## EXERCISE
Output the data unchanged, beginning with its first line and continuing through the line that contains "- chart-title: 图表7：".
── DATA SHOWN ──
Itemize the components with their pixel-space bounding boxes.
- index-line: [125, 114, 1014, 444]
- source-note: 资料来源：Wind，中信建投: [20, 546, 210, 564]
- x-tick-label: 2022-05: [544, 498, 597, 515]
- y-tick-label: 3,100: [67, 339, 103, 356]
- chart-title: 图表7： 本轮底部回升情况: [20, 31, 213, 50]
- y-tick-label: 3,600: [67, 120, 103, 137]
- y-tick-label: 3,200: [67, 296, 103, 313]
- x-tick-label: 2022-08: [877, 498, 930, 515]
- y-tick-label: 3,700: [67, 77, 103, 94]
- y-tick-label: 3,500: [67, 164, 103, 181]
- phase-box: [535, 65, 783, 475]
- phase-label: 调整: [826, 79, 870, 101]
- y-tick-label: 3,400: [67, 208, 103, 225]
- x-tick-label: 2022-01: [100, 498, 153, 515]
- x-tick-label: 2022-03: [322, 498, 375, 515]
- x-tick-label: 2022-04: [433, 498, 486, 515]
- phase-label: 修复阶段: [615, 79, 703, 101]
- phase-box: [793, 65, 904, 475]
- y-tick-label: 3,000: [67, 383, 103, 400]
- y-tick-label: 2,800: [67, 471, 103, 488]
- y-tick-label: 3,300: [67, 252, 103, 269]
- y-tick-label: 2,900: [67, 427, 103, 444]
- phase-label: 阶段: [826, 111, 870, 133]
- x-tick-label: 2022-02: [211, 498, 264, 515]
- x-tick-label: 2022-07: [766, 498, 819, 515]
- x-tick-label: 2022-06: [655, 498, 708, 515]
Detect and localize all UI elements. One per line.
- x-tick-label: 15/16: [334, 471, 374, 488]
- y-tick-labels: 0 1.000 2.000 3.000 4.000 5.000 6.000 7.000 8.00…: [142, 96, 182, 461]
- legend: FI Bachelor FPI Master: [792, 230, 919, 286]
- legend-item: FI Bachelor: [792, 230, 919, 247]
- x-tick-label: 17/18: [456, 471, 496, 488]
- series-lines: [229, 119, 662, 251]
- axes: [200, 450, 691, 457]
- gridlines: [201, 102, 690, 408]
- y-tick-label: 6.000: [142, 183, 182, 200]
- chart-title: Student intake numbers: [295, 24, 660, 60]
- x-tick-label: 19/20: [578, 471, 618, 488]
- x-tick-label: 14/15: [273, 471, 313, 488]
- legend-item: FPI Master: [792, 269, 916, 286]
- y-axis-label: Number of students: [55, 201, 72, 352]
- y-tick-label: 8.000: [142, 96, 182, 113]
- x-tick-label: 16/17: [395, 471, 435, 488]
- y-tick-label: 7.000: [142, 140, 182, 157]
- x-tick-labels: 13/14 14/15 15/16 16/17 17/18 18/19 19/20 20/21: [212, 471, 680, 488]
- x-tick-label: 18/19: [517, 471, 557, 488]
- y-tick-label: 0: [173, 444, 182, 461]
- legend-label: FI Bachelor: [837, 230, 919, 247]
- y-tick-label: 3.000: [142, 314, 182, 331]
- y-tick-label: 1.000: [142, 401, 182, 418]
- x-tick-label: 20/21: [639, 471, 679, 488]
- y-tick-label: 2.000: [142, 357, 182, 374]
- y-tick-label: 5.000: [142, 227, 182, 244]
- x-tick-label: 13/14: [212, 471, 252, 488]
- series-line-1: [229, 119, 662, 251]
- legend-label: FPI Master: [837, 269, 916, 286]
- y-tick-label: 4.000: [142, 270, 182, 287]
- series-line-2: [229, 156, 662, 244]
───
## EXERCISE ANSWER
Itemize the components with their pixel-space bounding boxes.
- index-line: [125, 114, 1014, 444]
- source-note: 资料来源：Wind，中信建投: [20, 546, 210, 564]
- x-tick-label: 2022-05: [544, 498, 597, 515]
- y-tick-label: 3,100: [67, 339, 103, 356]
- chart-title: 图表7： 本轮底部回升情况: [20, 31, 213, 50]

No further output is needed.